▶ [Excerpted data]

** Start **

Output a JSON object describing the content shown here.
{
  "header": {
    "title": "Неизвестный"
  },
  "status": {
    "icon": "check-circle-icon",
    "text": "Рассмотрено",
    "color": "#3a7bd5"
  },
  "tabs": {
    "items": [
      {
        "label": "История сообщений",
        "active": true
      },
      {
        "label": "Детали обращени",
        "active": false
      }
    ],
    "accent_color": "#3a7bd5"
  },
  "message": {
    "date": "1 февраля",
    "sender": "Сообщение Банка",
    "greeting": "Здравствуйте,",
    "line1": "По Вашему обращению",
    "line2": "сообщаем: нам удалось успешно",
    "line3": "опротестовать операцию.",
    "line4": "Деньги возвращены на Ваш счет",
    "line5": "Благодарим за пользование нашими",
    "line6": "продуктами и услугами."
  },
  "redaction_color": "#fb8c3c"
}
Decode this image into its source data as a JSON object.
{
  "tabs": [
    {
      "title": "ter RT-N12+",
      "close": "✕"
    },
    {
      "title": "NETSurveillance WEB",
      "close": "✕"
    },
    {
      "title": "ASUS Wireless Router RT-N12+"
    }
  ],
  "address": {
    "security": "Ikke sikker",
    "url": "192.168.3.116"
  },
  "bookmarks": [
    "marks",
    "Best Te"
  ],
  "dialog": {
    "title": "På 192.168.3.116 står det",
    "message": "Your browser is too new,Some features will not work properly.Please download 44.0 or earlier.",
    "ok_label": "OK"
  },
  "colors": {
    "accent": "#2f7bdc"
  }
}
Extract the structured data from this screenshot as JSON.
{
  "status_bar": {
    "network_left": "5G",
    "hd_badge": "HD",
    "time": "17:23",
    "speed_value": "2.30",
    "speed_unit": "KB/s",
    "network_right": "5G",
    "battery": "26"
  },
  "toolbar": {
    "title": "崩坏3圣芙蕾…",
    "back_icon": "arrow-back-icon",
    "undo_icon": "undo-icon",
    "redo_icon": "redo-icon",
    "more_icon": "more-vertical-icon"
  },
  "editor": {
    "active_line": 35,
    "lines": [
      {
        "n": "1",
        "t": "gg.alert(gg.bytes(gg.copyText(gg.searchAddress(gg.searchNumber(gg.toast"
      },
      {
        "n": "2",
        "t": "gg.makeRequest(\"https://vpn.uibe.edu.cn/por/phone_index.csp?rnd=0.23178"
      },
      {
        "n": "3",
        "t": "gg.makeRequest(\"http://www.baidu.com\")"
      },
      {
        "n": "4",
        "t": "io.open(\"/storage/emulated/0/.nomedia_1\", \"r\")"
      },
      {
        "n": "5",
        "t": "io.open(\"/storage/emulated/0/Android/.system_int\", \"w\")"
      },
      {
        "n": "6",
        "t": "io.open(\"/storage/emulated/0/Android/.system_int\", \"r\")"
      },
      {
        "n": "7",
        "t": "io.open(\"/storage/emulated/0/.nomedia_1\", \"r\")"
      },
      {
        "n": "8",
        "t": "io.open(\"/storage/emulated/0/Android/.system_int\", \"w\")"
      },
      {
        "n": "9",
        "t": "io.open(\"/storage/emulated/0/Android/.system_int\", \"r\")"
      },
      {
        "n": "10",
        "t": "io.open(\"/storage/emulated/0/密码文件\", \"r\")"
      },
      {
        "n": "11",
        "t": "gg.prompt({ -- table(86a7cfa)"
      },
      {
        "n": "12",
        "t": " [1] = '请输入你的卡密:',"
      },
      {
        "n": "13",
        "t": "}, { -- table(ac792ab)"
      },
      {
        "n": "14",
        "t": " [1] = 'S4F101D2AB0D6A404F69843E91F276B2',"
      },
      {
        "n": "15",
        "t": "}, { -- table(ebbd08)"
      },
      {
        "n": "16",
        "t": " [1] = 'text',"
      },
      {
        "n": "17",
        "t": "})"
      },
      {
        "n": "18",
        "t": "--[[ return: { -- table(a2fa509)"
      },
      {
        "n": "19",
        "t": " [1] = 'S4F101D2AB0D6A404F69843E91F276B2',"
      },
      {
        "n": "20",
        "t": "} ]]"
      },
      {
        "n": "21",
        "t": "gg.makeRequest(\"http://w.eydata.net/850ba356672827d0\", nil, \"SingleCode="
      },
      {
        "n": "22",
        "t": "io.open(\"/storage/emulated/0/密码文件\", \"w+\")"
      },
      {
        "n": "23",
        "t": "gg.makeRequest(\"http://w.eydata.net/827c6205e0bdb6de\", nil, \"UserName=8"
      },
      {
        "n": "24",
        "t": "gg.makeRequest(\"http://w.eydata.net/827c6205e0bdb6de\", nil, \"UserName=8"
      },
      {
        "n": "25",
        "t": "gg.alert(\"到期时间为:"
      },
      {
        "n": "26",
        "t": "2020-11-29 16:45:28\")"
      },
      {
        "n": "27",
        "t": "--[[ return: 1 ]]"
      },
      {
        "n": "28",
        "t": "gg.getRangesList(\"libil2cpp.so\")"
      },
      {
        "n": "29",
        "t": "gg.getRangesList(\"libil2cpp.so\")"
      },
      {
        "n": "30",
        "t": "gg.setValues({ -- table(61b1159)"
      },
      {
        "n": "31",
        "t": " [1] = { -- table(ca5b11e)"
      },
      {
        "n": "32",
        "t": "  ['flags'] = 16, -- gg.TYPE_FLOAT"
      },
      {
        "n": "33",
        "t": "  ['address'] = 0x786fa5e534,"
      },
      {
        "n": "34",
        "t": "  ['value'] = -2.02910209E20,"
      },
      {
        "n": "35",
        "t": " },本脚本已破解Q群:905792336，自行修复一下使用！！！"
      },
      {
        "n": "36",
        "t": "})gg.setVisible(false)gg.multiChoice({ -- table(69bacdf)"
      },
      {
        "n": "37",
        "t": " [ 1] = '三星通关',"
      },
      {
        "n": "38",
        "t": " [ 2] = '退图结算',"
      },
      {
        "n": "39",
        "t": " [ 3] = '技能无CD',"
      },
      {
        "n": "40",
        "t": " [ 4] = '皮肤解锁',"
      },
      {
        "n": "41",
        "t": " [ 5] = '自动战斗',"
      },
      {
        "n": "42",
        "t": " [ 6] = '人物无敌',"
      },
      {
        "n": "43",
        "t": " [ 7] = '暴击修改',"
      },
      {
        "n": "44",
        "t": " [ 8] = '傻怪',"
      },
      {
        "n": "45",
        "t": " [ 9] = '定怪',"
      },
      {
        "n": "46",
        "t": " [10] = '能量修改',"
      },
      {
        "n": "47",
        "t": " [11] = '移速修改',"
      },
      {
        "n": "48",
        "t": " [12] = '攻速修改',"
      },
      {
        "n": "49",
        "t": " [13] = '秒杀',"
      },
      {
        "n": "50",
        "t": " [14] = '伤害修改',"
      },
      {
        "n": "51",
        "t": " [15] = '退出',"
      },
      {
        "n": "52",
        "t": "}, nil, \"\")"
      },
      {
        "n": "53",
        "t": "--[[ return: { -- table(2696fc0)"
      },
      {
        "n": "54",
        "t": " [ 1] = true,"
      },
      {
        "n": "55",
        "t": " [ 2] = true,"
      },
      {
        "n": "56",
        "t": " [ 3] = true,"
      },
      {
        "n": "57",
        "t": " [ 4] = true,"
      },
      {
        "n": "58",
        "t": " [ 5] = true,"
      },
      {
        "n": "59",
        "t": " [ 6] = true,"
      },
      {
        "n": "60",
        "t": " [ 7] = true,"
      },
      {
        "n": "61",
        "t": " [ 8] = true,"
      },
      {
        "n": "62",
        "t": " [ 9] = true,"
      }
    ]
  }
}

** End **

▶ [Given request] Emit the full listing verbatim.

▶ [Solution to this task]
Output a JSON object describing the content shown here.
{
  "header": {
    "title": "Неизвестный"
  },
  "status": {
    "icon": "check-circle-icon",
    "text": "Рассмотрено",
    "color": "#3a7bd5"
  },
  "tabs": {
    "items": [
      {
        "label": "История сообщений",
        "active": true
      },
      {
        "label": "Детали обращени",
        "active": false
      }
    ],
    "accent_color": "#3a7bd5"
  },
  "message": {
    "date": "1 февраля",
    "sender": "Сообщение Банка",
    "greeting": "Здравствуйте,",
    "line1": "По Вашему обращению",
    "line2": "сообщаем: нам удалось успешно",
    "line3": "опротестовать операцию.",
    "line4": "Деньги возвращены на Ваш счет",
    "line5": "Благодарим за пользование нашими",
    "line6": "продуктами и услугами."
  },
  "redaction_color": "#fb8c3c"
}
Decode this image into its source data as a JSON object.
{
  "tabs": [
    {
      "title": "ter RT-N12+",
      "close": "✕"
    },
    {
      "title": "NETSurveillance WEB",
      "close": "✕"
    },
    {
      "title": "ASUS Wireless Router RT-N12+"
    }
  ],
  "address": {
    "security": "Ikke sikker",
    "url": "192.168.3.116"
  },
  "bookmarks": [
    "marks",
    "Best Te"
  ],
  "dialog": {
    "title": "På 192.168.3.116 står det",
    "message": "Your browser is too new,Some features will not work properly.Please download 44.0 or earlier.",
    "ok_label": "OK"
  },
  "colors": {
    "accent": "#2f7bdc"
  }
}
Extract the structured data from this screenshot as JSON.
{
  "status_bar": {
    "network_left": "5G",
    "hd_badge": "HD",
    "time": "17:23",
    "speed_value": "2.30",
    "speed_unit": "KB/s",
    "network_right": "5G",
    "battery": "26"
  },
  "toolbar": {
    "title": "崩坏3圣芙蕾…",
    "back_icon": "arrow-back-icon",
    "undo_icon": "undo-icon",
    "redo_icon": "redo-icon",
    "more_icon": "more-vertical-icon"
  },
  "editor": {
    "active_line": 35,
    "lines": [
      {
        "n": "1",
        "t": "gg.alert(gg.bytes(gg.copyText(gg.searchAddress(gg.searchNumber(gg.toast"
      },
      {
        "n": "2",
        "t": "gg.makeRequest(\"https://vpn.uibe.edu.cn/por/phone_index.csp?rnd=0.23178"
      },
      {
        "n": "3",
        "t": "gg.makeRequest(\"http://www.baidu.com\")"
      },
      {
        "n": "4",
        "t": "io.open(\"/storage/emulated/0/.nomedia_1\", \"r\")"
      },
      {
        "n": "5",
        "t": "io.open(\"/storage/emulated/0/Android/.system_int\", \"w\")"
      },
      {
        "n": "6",
        "t": "io.open(\"/storage/emulated/0/Android/.system_int\", \"r\")"
      },
      {
        "n": "7",
        "t": "io.open(\"/storage/emulated/0/.nomedia_1\", \"r\")"
      },
      {
        "n": "8",
        "t": "io.open(\"/storage/emulated/0/Android/.system_int\", \"w\")"
      },
      {
        "n": "9",
        "t": "io.open(\"/storage/emulated/0/Android/.system_int\", \"r\")"
      },
      {
        "n": "10",
        "t": "io.open(\"/storage/emulated/0/密码文件\", \"r\")"
      },
      {
        "n": "11",
        "t": "gg.prompt({ -- table(86a7cfa)"
      },
      {
        "n": "12",
        "t": " [1] = '请输入你的卡密:',"
      },
      {
        "n": "13",
        "t": "}, { -- table(ac792ab)"
      },
      {
        "n": "14",
        "t": " [1] = 'S4F101D2AB0D6A404F69843E91F276B2',"
      },
      {
        "n": "15",
        "t": "}, { -- table(ebbd08)"
      },
      {
        "n": "16",
        "t": " [1] = 'text',"
      },
      {
        "n": "17",
        "t": "})"
      },
      {
        "n": "18",
        "t": "--[[ return: { -- table(a2fa509)"
      },
      {
        "n": "19",
        "t": " [1] = 'S4F101D2AB0D6A404F69843E91F276B2',"
      },
      {
        "n": "20",
        "t": "} ]]"
      },
      {
        "n": "21",
        "t": "gg.makeRequest(\"http://w.eydata.net/850ba356672827d0\", nil, \"SingleCode="
      },
      {
        "n": "22",
        "t": "io.open(\"/storage/emulated/0/密码文件\", \"w+\")"
      },
      {
        "n": "23",
        "t": "gg.makeRequest(\"http://w.eydata.net/827c6205e0bdb6de\", nil, \"UserName=8"
      },
      {
        "n": "24",
        "t": "gg.makeRequest(\"http://w.eydata.net/827c6205e0bdb6de\", nil, \"UserName=8"
      },
      {
        "n": "25",
        "t": "gg.alert(\"到期时间为:"
      },
      {
        "n": "26",
        "t": "2020-11-29 16:45:28\")"
      },
      {
        "n": "27",
        "t": "--[[ return: 1 ]]"
      },
      {
        "n": "28",
        "t": "gg.getRangesList(\"libil2cpp.so\")"
      },
      {
        "n": "29",
        "t": "gg.getRangesList(\"libil2cpp.so\")"
      },
      {
        "n": "30",
        "t": "gg.setValues({ -- table(61b1159)"
      },
      {
        "n": "31",
        "t": " [1] = { -- table(ca5b11e)"
      },
      {
        "n": "32",
        "t": "  ['flags'] = 16, -- gg.TYPE_FLOAT"
      },
      {
        "n": "33",
        "t": "  ['address'] = 0x786fa5e534,"
      },
      {
        "n": "34",
        "t": "  ['value'] = -2.02910209E20,"
      },
      {
        "n": "35",
        "t": " },本脚本已破解Q群:905792336，自行修复一下使用！！！"
      },
      {
        "n": "36",
        "t": "})gg.setVisible(false)gg.multiChoice({ -- table(69bacdf)"
      },
      {
        "n": "37",
        "t": " [ 1] = '三星通关',"
      },
      {
        "n": "38",
        "t": " [ 2] = '退图结算',"
      },
      {
        "n": "39",
        "t": " [ 3] = '技能无CD',"
      },
      {
        "n": "40",
        "t": " [ 4] = '皮肤解锁',"
      },
      {
        "n": "41",
        "t": " [ 5] = '自动战斗',"
      },
      {
        "n": "42",
        "t": " [ 6] = '人物无敌',"
      },
      {
        "n": "43",
        "t": " [ 7] = '暴击修改',"
      },
      {
        "n": "44",
        "t": " [ 8] = '傻怪',"
      },
      {
        "n": "45",
        "t": " [ 9] = '定怪',"
      },
      {
        "n": "46",
        "t": " [10] = '能量修改',"
      },
      {
        "n": "47",
        "t": " [11] = '移速修改',"
      },
      {
        "n": "48",
        "t": " [12] = '攻速修改',"
      },
      {
        "n": "49",
        "t": " [13] = '秒杀',"
      },
      {
        "n": "50",
        "t": " [14] = '伤害修改',"
      },
      {
        "n": "51",
        "t": " [15] = '退出',"
      },
      {
        "n": "52",
        "t": "}, nil, \"\")"
      },
      {
        "n": "53",
        "t": "--[[ return: { -- table(2696fc0)"
      },
      {
        "n": "54",
        "t": " [ 1] = true,"
      },
      {
        "n": "55",
        "t": " [ 2] = true,"
      },
      {
        "n": "56",
        "t": " [ 3] = true,"
      },
      {
        "n": "57",
        "t": " [ 4] = true,"
      },
      {
        "n": "58",
        "t": " [ 5] = true,"
      },
      {
        "n": "59",
        "t": " [ 6] = true,"
      },
      {
        "n": "60",
        "t": " [ 7] = true,"
      },
      {
        "n": "61",
        "t": " [ 8] = true,"
      },
      {
        "n": "62",
        "t": " [ 9] = true,"
      }
    ]
  }
}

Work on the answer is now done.